:: DATASET RECORDS ::

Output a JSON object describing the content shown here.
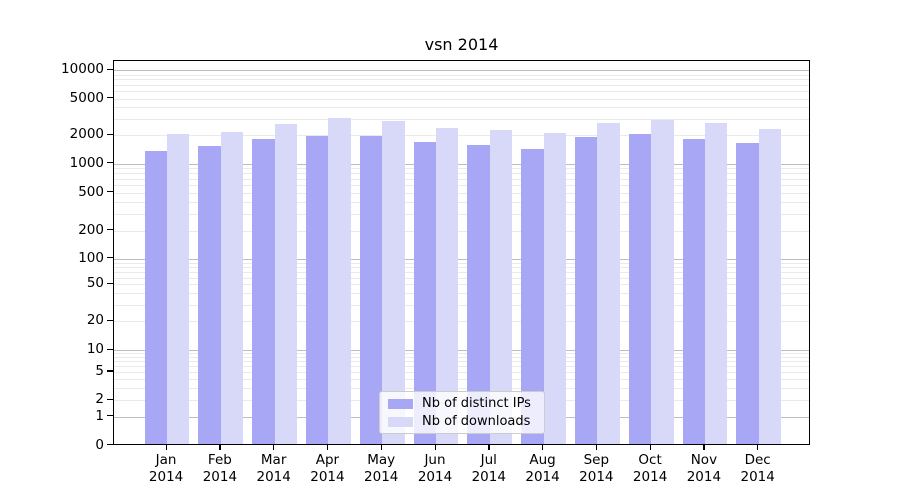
{
  "title": "vsn 2014",
  "colors": {
    "bar_distinct_ips": "#a7a7f5",
    "bar_downloads": "#d8d8f8",
    "grid_major": "#bdbdbd",
    "grid_minor": "#eaeaea",
    "spine": "#000000",
    "legend_border": "#cccccc"
  },
  "legend": {
    "items": [
      {
        "label": "Nb of distinct IPs",
        "swatch": "bar_distinct_ips"
      },
      {
        "label": "Nb of downloads",
        "swatch": "bar_downloads"
      }
    ]
  },
  "chart_data": {
    "type": "bar",
    "title": "vsn 2014",
    "categories": [
      "Jan 2014",
      "Feb 2014",
      "Mar 2014",
      "Apr 2014",
      "May 2014",
      "Jun 2014",
      "Jul 2014",
      "Aug 2014",
      "Sep 2014",
      "Oct 2014",
      "Nov 2014",
      "Dec 2014"
    ],
    "series": [
      {
        "name": "Nb of distinct IPs",
        "color_key": "bar_distinct_ips",
        "values": [
          1350,
          1500,
          1800,
          1930,
          1930,
          1670,
          1550,
          1400,
          1880,
          2050,
          1800,
          1650
        ]
      },
      {
        "name": "Nb of downloads",
        "color_key": "bar_downloads",
        "values": [
          2050,
          2150,
          2600,
          3050,
          2780,
          2350,
          2250,
          2100,
          2650,
          2900,
          2650,
          2300
        ]
      }
    ],
    "xlabel": "",
    "ylabel": "",
    "yscale": "symlog",
    "ylim": [
      0,
      13000
    ],
    "yticks": [
      0,
      1,
      2,
      5,
      10,
      20,
      50,
      100,
      200,
      500,
      1000,
      2000,
      5000,
      10000
    ],
    "grid": "both",
    "legend_position": "lower center"
  }
}
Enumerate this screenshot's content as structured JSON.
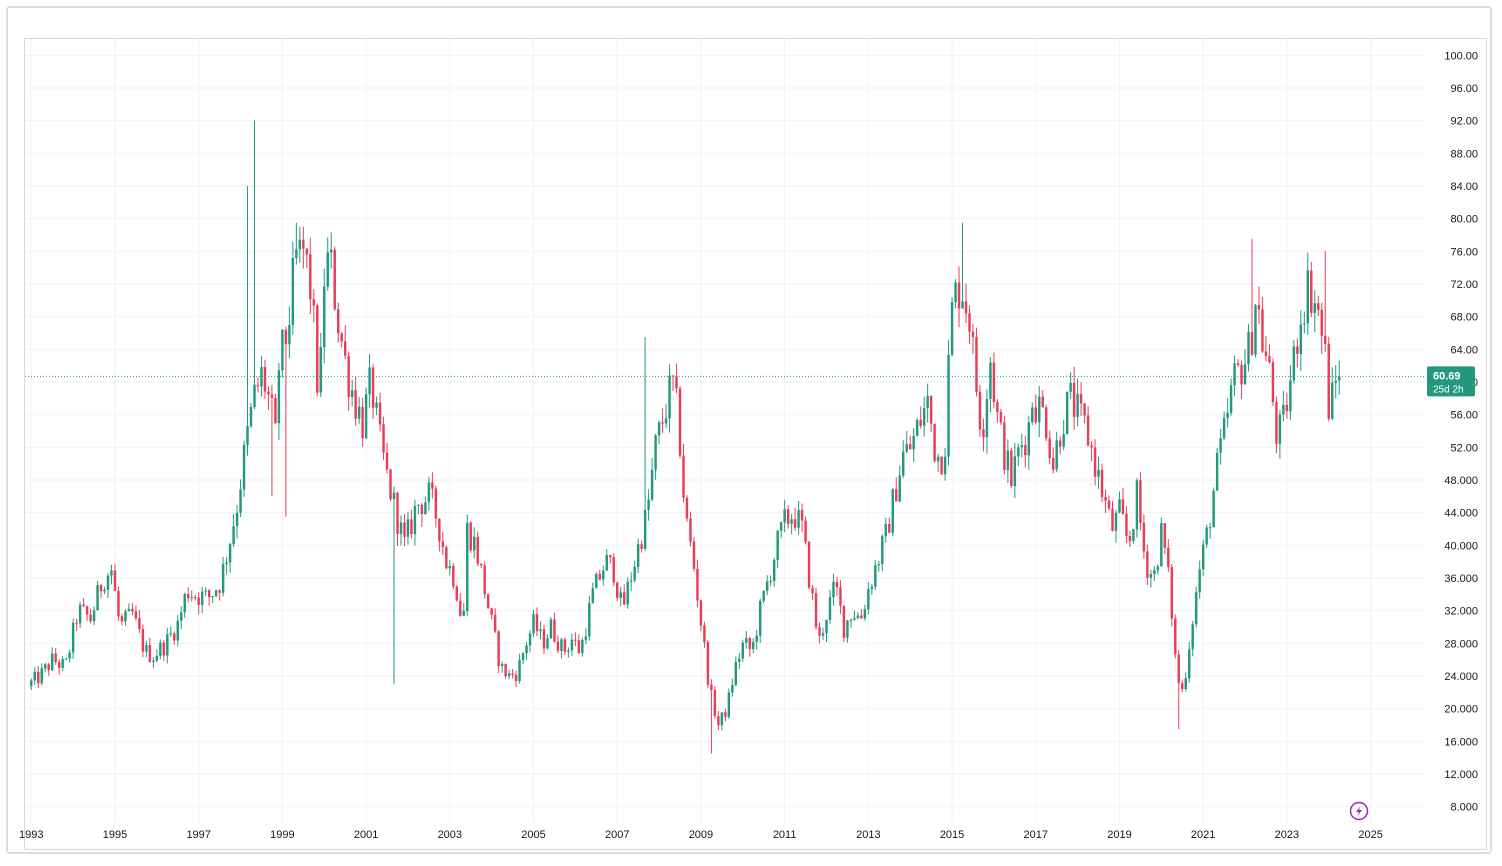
{
  "chart_data": {
    "type": "candlestick",
    "instrument": "",
    "y_axis": {
      "ticks": [
        "100.00",
        "96.00",
        "92.00",
        "88.00",
        "84.00",
        "80.00",
        "76.00",
        "72.00",
        "68.00",
        "64.00",
        "60.00",
        "56.00",
        "52.00",
        "48.000",
        "44.000",
        "40.000",
        "36.000",
        "32.000",
        "28.000",
        "24.000",
        "20.000",
        "16.000",
        "12.000",
        "8.000"
      ],
      "ylim": [
        6,
        102
      ]
    },
    "x_axis": {
      "ticks": [
        "1993",
        "1995",
        "1997",
        "1999",
        "2001",
        "2003",
        "2005",
        "2007",
        "2009",
        "2011",
        "2013",
        "2015",
        "2017",
        "2019",
        "2021",
        "2023",
        "2025"
      ],
      "xlim": [
        1992.85,
        2026.3
      ]
    },
    "current_price": {
      "value": 60.69,
      "label": "60.69",
      "countdown": "25d 2h",
      "color": "#22997f"
    },
    "colors": {
      "up": "#22997f",
      "down": "#ea3d55",
      "grid": "#f0f2f5",
      "axis_text": "#131722",
      "price_line": "#22997f"
    },
    "trend_points": [
      [
        1993.0,
        22.8
      ],
      [
        1993.3,
        24.0
      ],
      [
        1993.6,
        26.0
      ],
      [
        1993.9,
        25.0
      ],
      [
        1994.2,
        32.0
      ],
      [
        1994.5,
        31.0
      ],
      [
        1994.8,
        36.0
      ],
      [
        1995.0,
        37.0
      ],
      [
        1995.2,
        30.0
      ],
      [
        1995.5,
        31.5
      ],
      [
        1995.8,
        27.0
      ],
      [
        1996.0,
        26.5
      ],
      [
        1996.3,
        28.0
      ],
      [
        1996.6,
        30.5
      ],
      [
        1996.8,
        34.5
      ],
      [
        1997.0,
        34.0
      ],
      [
        1997.3,
        33.5
      ],
      [
        1997.6,
        35.5
      ],
      [
        1997.8,
        40.0
      ],
      [
        1998.0,
        45.0
      ],
      [
        1998.2,
        52.0
      ],
      [
        1998.4,
        58.0
      ],
      [
        1998.6,
        61.0
      ],
      [
        1998.8,
        57.0
      ],
      [
        1998.95,
        52.0
      ],
      [
        1999.0,
        62.0
      ],
      [
        1999.2,
        66.0
      ],
      [
        1999.4,
        75.0
      ],
      [
        1999.6,
        76.0
      ],
      [
        1999.8,
        70.0
      ],
      [
        1999.9,
        60.0
      ],
      [
        2000.0,
        62.0
      ],
      [
        2000.1,
        75.0
      ],
      [
        2000.25,
        74.0
      ],
      [
        2000.4,
        68.0
      ],
      [
        2000.6,
        62.0
      ],
      [
        2000.8,
        58.0
      ],
      [
        2001.0,
        55.0
      ],
      [
        2001.2,
        60.0
      ],
      [
        2001.4,
        53.0
      ],
      [
        2001.6,
        48.0
      ],
      [
        2001.8,
        44.0
      ],
      [
        2002.0,
        40.0
      ],
      [
        2002.3,
        45.0
      ],
      [
        2002.6,
        46.0
      ],
      [
        2002.8,
        43.0
      ],
      [
        2003.0,
        38.0
      ],
      [
        2003.2,
        36.0
      ],
      [
        2003.4,
        30.0
      ],
      [
        2003.5,
        42.0
      ],
      [
        2003.7,
        40.0
      ],
      [
        2003.9,
        35.0
      ],
      [
        2004.1,
        30.0
      ],
      [
        2004.3,
        25.0
      ],
      [
        2004.5,
        24.0
      ],
      [
        2004.7,
        24.5
      ],
      [
        2004.9,
        28.0
      ],
      [
        2005.1,
        30.5
      ],
      [
        2005.3,
        28.0
      ],
      [
        2005.5,
        30.0
      ],
      [
        2005.8,
        27.0
      ],
      [
        2006.0,
        28.5
      ],
      [
        2006.2,
        27.0
      ],
      [
        2006.5,
        34.0
      ],
      [
        2006.8,
        38.0
      ],
      [
        2007.0,
        37.0
      ],
      [
        2007.2,
        32.0
      ],
      [
        2007.5,
        38.0
      ],
      [
        2007.8,
        44.0
      ],
      [
        2008.0,
        52.0
      ],
      [
        2008.2,
        56.0
      ],
      [
        2008.4,
        60.0
      ],
      [
        2008.55,
        55.0
      ],
      [
        2008.7,
        44.0
      ],
      [
        2008.9,
        38.0
      ],
      [
        2009.1,
        30.0
      ],
      [
        2009.3,
        22.0
      ],
      [
        2009.5,
        18.0
      ],
      [
        2009.7,
        20.0
      ],
      [
        2009.9,
        25.0
      ],
      [
        2010.1,
        28.0
      ],
      [
        2010.3,
        27.0
      ],
      [
        2010.5,
        32.0
      ],
      [
        2010.7,
        36.0
      ],
      [
        2010.9,
        40.0
      ],
      [
        2011.1,
        43.0
      ],
      [
        2011.3,
        44.0
      ],
      [
        2011.5,
        42.0
      ],
      [
        2011.7,
        35.0
      ],
      [
        2011.9,
        28.0
      ],
      [
        2012.1,
        32.0
      ],
      [
        2012.3,
        35.0
      ],
      [
        2012.5,
        30.0
      ],
      [
        2012.7,
        32.0
      ],
      [
        2012.9,
        31.0
      ],
      [
        2013.1,
        35.0
      ],
      [
        2013.3,
        38.0
      ],
      [
        2013.5,
        41.0
      ],
      [
        2013.7,
        46.0
      ],
      [
        2013.9,
        51.0
      ],
      [
        2014.1,
        52.0
      ],
      [
        2014.3,
        55.0
      ],
      [
        2014.5,
        57.5
      ],
      [
        2014.7,
        51.0
      ],
      [
        2014.9,
        51.0
      ],
      [
        2015.0,
        62.0
      ],
      [
        2015.1,
        70.0
      ],
      [
        2015.3,
        72.0
      ],
      [
        2015.5,
        68.0
      ],
      [
        2015.65,
        60.0
      ],
      [
        2015.8,
        54.0
      ],
      [
        2016.0,
        63.0
      ],
      [
        2016.15,
        56.0
      ],
      [
        2016.3,
        52.0
      ],
      [
        2016.5,
        48.0
      ],
      [
        2016.7,
        52.0
      ],
      [
        2016.9,
        54.0
      ],
      [
        2017.0,
        58.0
      ],
      [
        2017.3,
        56.0
      ],
      [
        2017.5,
        50.0
      ],
      [
        2017.7,
        55.0
      ],
      [
        2017.9,
        58.0
      ],
      [
        2018.1,
        56.0
      ],
      [
        2018.3,
        54.0
      ],
      [
        2018.5,
        50.0
      ],
      [
        2018.7,
        46.0
      ],
      [
        2018.9,
        42.0
      ],
      [
        2019.1,
        44.0
      ],
      [
        2019.3,
        40.0
      ],
      [
        2019.5,
        46.0
      ],
      [
        2019.7,
        38.0
      ],
      [
        2019.9,
        36.0
      ],
      [
        2020.1,
        42.0
      ],
      [
        2020.3,
        34.0
      ],
      [
        2020.45,
        24.0
      ],
      [
        2020.6,
        22.0
      ],
      [
        2020.8,
        30.0
      ],
      [
        2021.0,
        37.0
      ],
      [
        2021.2,
        42.0
      ],
      [
        2021.4,
        49.0
      ],
      [
        2021.6,
        54.0
      ],
      [
        2021.8,
        60.0
      ],
      [
        2022.0,
        62.0
      ],
      [
        2022.2,
        64.0
      ],
      [
        2022.35,
        71.0
      ],
      [
        2022.5,
        65.0
      ],
      [
        2022.7,
        60.0
      ],
      [
        2022.85,
        53.0
      ],
      [
        2023.0,
        55.0
      ],
      [
        2023.2,
        61.0
      ],
      [
        2023.4,
        68.0
      ],
      [
        2023.6,
        72.0
      ],
      [
        2023.75,
        70.0
      ],
      [
        2023.85,
        68.0
      ],
      [
        2024.0,
        63.0
      ],
      [
        2024.1,
        56.0
      ],
      [
        2024.2,
        59.0
      ],
      [
        2024.3,
        60.69
      ]
    ],
    "spikes": [
      [
        1998.2,
        84.0
      ],
      [
        1998.3,
        92.0
      ],
      [
        1999.05,
        43.5
      ],
      [
        1998.75,
        46.0
      ],
      [
        1999.3,
        79.5
      ],
      [
        1999.5,
        79.0
      ],
      [
        2015.25,
        79.5
      ],
      [
        2022.2,
        77.5
      ],
      [
        2023.9,
        76.0
      ],
      [
        2007.7,
        65.5
      ],
      [
        2020.4,
        17.5
      ],
      [
        2001.7,
        23.0
      ],
      [
        2009.25,
        14.5
      ]
    ]
  },
  "toolbar": {
    "icon": "lightning-icon"
  }
}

:::

◆ **CHALLENGE**
Pick out, from the lines above, every one that contains the string "content".

◆ **CORRECT ANSWER**
Output a JSON object describing the content shown here.
Enumerate this screenshot's content as structured JSON.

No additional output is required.